**Short task**. Write out each line of the material again, word for word.

**Input records**.
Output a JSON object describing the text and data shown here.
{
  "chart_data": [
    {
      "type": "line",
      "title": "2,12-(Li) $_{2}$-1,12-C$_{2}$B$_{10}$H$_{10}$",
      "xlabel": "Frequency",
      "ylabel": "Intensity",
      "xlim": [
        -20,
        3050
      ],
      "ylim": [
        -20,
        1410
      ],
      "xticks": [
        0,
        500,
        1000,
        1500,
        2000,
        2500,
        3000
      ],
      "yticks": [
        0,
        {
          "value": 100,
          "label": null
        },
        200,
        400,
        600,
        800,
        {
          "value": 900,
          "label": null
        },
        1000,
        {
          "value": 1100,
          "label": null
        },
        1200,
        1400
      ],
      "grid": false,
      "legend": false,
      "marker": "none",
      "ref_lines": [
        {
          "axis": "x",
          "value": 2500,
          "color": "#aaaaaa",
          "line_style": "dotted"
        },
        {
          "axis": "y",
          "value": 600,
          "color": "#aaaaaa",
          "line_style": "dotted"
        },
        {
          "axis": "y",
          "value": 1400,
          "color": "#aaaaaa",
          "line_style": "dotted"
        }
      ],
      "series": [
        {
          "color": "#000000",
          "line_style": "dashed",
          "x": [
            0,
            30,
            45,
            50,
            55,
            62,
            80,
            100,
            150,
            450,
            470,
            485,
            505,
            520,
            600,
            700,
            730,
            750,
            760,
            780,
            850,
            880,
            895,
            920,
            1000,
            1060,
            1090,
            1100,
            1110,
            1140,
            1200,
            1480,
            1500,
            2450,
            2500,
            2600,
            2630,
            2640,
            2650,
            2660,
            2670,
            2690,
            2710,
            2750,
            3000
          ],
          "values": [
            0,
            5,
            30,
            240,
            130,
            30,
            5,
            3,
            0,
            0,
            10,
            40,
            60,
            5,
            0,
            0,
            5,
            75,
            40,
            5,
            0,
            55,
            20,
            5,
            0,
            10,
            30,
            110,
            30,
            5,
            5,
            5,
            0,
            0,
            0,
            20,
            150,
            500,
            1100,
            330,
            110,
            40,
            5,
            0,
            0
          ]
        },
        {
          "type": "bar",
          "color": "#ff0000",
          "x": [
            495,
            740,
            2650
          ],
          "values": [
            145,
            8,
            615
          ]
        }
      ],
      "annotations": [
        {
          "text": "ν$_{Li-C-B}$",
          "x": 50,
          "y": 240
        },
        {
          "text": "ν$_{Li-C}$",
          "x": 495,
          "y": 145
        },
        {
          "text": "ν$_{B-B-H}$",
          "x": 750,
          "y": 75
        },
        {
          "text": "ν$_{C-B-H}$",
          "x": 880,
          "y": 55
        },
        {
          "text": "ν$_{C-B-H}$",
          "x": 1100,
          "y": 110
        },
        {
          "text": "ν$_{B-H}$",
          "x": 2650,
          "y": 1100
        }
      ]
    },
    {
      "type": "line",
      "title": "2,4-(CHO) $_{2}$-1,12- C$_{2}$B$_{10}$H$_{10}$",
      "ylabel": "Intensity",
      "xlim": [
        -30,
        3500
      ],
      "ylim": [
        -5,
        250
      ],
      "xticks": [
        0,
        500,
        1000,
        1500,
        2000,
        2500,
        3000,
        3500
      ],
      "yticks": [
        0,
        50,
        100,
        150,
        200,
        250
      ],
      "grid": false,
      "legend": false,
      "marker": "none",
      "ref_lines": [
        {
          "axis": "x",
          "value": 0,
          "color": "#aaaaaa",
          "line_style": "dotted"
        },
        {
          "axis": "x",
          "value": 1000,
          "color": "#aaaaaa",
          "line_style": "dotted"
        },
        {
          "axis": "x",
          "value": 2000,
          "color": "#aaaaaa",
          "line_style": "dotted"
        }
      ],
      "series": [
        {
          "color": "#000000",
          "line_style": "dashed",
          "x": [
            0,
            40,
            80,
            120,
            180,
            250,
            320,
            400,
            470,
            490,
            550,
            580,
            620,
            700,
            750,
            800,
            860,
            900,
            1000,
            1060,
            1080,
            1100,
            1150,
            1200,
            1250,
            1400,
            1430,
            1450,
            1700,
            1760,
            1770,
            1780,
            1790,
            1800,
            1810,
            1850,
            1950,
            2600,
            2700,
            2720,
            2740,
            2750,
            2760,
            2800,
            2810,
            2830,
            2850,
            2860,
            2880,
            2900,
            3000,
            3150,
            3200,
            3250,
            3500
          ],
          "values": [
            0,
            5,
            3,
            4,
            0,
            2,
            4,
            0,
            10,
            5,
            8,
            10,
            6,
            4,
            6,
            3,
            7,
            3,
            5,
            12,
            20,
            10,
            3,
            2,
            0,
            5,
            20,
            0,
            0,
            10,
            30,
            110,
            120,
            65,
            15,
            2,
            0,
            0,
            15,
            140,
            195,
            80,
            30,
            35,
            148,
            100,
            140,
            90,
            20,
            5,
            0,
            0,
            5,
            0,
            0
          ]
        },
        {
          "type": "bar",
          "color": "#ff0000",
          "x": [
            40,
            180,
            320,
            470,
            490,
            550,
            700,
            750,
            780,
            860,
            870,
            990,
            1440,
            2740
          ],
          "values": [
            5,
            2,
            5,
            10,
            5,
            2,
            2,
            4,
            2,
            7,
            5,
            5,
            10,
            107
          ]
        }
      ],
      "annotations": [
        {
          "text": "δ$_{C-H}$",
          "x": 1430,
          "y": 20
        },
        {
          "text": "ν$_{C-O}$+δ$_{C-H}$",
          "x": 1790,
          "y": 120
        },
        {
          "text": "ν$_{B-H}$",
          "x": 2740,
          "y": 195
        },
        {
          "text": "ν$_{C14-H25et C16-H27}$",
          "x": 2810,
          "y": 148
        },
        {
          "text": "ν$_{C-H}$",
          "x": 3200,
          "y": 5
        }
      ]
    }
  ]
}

**Written answer**.
Output a JSON object describing the text and data shown here.
{
  "chart_data": [
    {
      "type": "line",
      "title": "2,12-(Li) $_{2}$-1,12-C$_{2}$B$_{10}$H$_{10}$",
      "xlabel": "Frequency",
      "ylabel": "Intensity",
      "xlim": [
        -20,
        3050
      ],
      "ylim": [
        -20,
        1410
      ],
      "xticks": [
        0,
        500,
        1000,
        1500,
        2000,
        2500,
        3000
      ],
      "yticks": [
        0,
        {
          "value": 100,
          "label": null
        },
        200,
        400,
        600,
        800,
        {
          "value": 900,
          "label": null
        },
        1000,
        {
          "value": 1100,
          "label": null
        },
        1200,
        1400
      ],
      "grid": false,
      "legend": false,
      "marker": "none",
      "ref_lines": [
        {
          "axis": "x",
          "value": 2500,
          "color": "#aaaaaa",
          "line_style": "dotted"
        },
        {
          "axis": "y",
          "value": 600,
          "color": "#aaaaaa",
          "line_style": "dotted"
        },
        {
          "axis": "y",
          "value": 1400,
          "color": "#aaaaaa",
          "line_style": "dotted"
        }
      ],
      "series": [
        {
          "color": "#000000",
          "line_style": "dashed",
          "x": [
            0,
            30,
            45,
            50,
            55,
            62,
            80,
            100,
            150,
            450,
            470,
            485,
            505,
            520,
            600,
            700,
            730,
            750,
            760,
            780,
            850,
            880,
            895,
            920,
            1000,
            1060,
            1090,
            1100,
            1110,
            1140,
            1200,
            1480,
            1500,
            2450,
            2500,
            2600,
            2630,
            2640,
            2650,
            2660,
            2670,
            2690,
            2710,
            2750,
            3000
          ],
          "values": [
            0,
            5,
            30,
            240,
            130,
            30,
            5,
            3,
            0,
            0,
            10,
            40,
            60,
            5,
            0,
            0,
            5,
            75,
            40,
            5,
            0,
            55,
            20,
            5,
            0,
            10,
            30,
            110,
            30,
            5,
            5,
            5,
            0,
            0,
            0,
            20,
            150,
            500,
            1100,
            330,
            110,
            40,
            5,
            0,
            0
          ]
        },
        {
          "type": "bar",
          "color": "#ff0000",
          "x": [
            495,
            740,
            2650
          ],
          "values": [
            145,
            8,
            615
          ]
        }
      ],
      "annotations": [
        {
          "text": "ν$_{Li-C-B}$",
          "x": 50,
          "y": 240
        },
        {
          "text": "ν$_{Li-C}$",
          "x": 495,
          "y": 145
        },
        {
          "text": "ν$_{B-B-H}$",
          "x": 750,
          "y": 75
        },
        {
          "text": "ν$_{C-B-H}$",
          "x": 880,
          "y": 55
        },
        {
          "text": "ν$_{C-B-H}$",
          "x": 1100,
          "y": 110
        },
        {
          "text": "ν$_{B-H}$",
          "x": 2650,
          "y": 1100
        }
      ]
    },
    {
      "type": "line",
      "title": "2,4-(CHO) $_{2}$-1,12- C$_{2}$B$_{10}$H$_{10}$",
      "ylabel": "Intensity",
      "xlim": [
        -30,
        3500
      ],
      "ylim": [
        -5,
        250
      ],
      "xticks": [
        0,
        500,
        1000,
        1500,
        2000,
        2500,
        3000,
        3500
      ],
      "yticks": [
        0,
        50,
        100,
        150,
        200,
        250
      ],
      "grid": false,
      "legend": false,
      "marker": "none",
      "ref_lines": [
        {
          "axis": "x",
          "value": 0,
          "color": "#aaaaaa",
          "line_style": "dotted"
        },
        {
          "axis": "x",
          "value": 1000,
          "color": "#aaaaaa",
          "line_style": "dotted"
        },
        {
          "axis": "x",
          "value": 2000,
          "color": "#aaaaaa",
          "line_style": "dotted"
        }
      ],
      "series": [
        {
          "color": "#000000",
          "line_style": "dashed",
          "x": [
            0,
            40,
            80,
            120,
            180,
            250,
            320,
            400,
            470,
            490,
            550,
            580,
            620,
            700,
            750,
            800,
            860,
            900,
            1000,
            1060,
            1080,
            1100,
            1150,
            1200,
            1250,
            1400,
            1430,
            1450,
            1700,
            1760,
            1770,
            1780,
            1790,
            1800,
            1810,
            1850,
            1950,
            2600,
            2700,
            2720,
            2740,
            2750,
            2760,
            2800,
            2810,
            2830,
            2850,
            2860,
            2880,
            2900,
            3000,
            3150,
            3200,
            3250,
            3500
          ],
          "values": [
            0,
            5,
            3,
            4,
            0,
            2,
            4,
            0,
            10,
            5,
            8,
            10,
            6,
            4,
            6,
            3,
            7,
            3,
            5,
            12,
            20,
            10,
            3,
            2,
            0,
            5,
            20,
            0,
            0,
            10,
            30,
            110,
            120,
            65,
            15,
            2,
            0,
            0,
            15,
            140,
            195,
            80,
            30,
            35,
            148,
            100,
            140,
            90,
            20,
            5,
            0,
            0,
            5,
            0,
            0
          ]
        },
        {
          "type": "bar",
          "color": "#ff0000",
          "x": [
            40,
            180,
            320,
            470,
            490,
            550,
            700,
            750,
            780,
            860,
            870,
            990,
            1440,
            2740
          ],
          "values": [
            5,
            2,
            5,
            10,
            5,
            2,
            2,
            4,
            2,
            7,
            5,
            5,
            10,
            107
          ]
        }
      ],
      "annotations": [
        {
          "text": "δ$_{C-H}$",
          "x": 1430,
          "y": 20
        },
        {
          "text": "ν$_{C-O}$+δ$_{C-H}$",
          "x": 1790,
          "y": 120
        },
        {
          "text": "ν$_{B-H}$",
          "x": 2740,
          "y": 195
        },
        {
          "text": "ν$_{C14-H25et C16-H27}$",
          "x": 2810,
          "y": 148
        },
        {
          "text": "ν$_{C-H}$",
          "x": 3200,
          "y": 5
        }
      ]
    }
  ]
}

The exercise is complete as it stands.